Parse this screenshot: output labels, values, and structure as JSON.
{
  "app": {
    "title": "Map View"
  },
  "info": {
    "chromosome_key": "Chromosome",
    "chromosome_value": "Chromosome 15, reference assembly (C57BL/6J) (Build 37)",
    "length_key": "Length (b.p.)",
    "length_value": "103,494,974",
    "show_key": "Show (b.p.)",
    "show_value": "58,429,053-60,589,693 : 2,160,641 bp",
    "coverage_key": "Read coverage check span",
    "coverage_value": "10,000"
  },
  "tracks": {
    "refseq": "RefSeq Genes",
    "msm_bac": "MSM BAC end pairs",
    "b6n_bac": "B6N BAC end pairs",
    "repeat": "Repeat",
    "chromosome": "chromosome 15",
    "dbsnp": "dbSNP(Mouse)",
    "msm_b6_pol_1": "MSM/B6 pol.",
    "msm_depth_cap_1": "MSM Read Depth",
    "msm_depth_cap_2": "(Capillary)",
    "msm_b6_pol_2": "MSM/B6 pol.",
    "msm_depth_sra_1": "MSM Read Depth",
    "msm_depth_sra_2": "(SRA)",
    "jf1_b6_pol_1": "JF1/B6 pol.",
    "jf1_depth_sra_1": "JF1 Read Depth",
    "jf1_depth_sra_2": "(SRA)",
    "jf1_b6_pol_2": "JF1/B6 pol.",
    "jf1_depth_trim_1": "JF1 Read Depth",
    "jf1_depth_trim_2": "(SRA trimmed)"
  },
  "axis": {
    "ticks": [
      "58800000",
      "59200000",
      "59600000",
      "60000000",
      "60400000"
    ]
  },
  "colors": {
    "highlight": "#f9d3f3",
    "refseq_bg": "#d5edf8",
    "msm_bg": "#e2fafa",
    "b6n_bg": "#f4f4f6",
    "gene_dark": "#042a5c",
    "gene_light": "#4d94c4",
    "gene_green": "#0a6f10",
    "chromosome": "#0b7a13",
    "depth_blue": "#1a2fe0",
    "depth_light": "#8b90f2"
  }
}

+++

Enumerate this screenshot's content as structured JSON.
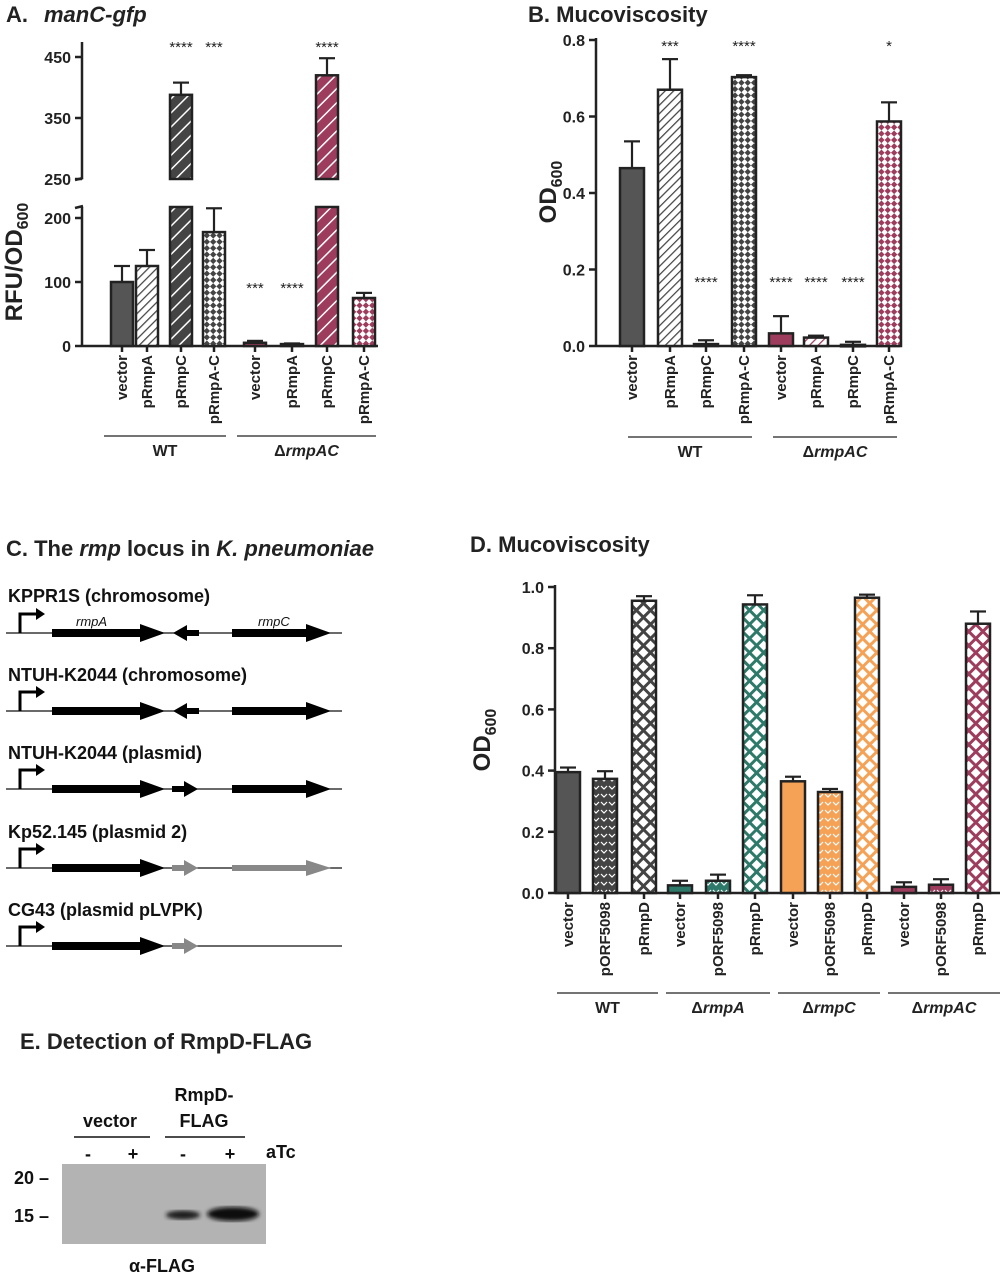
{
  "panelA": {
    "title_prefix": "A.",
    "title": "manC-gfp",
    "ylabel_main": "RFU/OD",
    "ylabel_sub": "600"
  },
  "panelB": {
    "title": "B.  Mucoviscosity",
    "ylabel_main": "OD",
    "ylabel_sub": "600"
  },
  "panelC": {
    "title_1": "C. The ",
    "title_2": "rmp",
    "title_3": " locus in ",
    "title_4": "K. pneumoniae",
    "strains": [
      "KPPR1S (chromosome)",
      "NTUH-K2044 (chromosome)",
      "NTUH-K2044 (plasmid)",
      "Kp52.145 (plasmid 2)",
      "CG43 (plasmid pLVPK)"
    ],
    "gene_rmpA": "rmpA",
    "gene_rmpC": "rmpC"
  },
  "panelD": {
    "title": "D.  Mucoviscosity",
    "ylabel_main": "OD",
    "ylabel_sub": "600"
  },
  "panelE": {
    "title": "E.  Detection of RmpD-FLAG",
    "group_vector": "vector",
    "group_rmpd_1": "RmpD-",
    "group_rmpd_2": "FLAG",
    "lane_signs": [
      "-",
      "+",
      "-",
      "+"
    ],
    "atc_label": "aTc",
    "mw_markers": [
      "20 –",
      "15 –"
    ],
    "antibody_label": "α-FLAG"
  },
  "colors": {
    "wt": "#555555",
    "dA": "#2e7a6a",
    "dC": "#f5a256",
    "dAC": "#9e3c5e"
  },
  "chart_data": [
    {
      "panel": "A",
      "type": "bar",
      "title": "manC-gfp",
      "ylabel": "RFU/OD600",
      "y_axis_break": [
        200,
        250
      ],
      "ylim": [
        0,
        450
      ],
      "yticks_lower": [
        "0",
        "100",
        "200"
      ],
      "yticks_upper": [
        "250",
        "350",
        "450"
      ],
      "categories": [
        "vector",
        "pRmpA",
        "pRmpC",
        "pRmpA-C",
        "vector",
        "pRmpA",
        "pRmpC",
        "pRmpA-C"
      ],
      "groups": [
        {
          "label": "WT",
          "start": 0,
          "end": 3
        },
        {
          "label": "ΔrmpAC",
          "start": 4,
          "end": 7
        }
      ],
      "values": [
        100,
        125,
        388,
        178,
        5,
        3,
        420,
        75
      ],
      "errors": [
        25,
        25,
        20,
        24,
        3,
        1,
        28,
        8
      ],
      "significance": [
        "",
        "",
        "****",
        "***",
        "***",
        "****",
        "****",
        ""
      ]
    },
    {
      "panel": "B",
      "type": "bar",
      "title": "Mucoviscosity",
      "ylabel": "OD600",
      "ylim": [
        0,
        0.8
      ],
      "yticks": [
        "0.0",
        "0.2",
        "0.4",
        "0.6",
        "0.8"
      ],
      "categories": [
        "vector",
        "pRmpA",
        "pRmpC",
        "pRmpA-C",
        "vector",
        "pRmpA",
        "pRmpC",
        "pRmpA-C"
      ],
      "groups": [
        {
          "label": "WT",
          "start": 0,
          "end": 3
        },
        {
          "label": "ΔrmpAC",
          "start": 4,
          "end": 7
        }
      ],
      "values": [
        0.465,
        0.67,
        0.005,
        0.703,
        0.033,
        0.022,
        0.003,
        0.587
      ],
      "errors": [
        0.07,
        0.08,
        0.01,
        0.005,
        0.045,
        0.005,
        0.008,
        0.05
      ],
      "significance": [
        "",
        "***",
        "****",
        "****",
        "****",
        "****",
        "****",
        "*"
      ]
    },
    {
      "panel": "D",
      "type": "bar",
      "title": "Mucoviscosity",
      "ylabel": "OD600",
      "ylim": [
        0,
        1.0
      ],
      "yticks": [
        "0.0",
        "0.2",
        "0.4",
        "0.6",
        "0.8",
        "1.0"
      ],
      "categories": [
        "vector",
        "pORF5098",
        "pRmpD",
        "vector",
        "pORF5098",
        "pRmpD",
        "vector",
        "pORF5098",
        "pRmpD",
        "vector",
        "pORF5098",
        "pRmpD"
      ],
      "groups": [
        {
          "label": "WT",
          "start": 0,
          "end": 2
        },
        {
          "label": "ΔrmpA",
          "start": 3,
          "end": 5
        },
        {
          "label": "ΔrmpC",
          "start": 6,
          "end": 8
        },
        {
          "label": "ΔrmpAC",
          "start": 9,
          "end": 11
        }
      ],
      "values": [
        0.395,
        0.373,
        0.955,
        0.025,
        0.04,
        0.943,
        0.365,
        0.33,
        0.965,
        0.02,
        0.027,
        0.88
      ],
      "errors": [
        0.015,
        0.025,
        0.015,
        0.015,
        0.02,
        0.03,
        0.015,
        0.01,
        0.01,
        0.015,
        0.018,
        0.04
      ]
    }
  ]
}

+++

## What needs to be done
From the records above, copy each line that contains the word "Read".

## Exercise result
    "coverage_key": "Read coverage check span",
    "msm_depth_cap_1": "MSM Read Depth",
    "msm_depth_sra_1": "MSM Read Depth",
    "jf1_depth_sra_1": "JF1 Read Depth",
    "jf1_depth_trim_1": "JF1 Read Depth",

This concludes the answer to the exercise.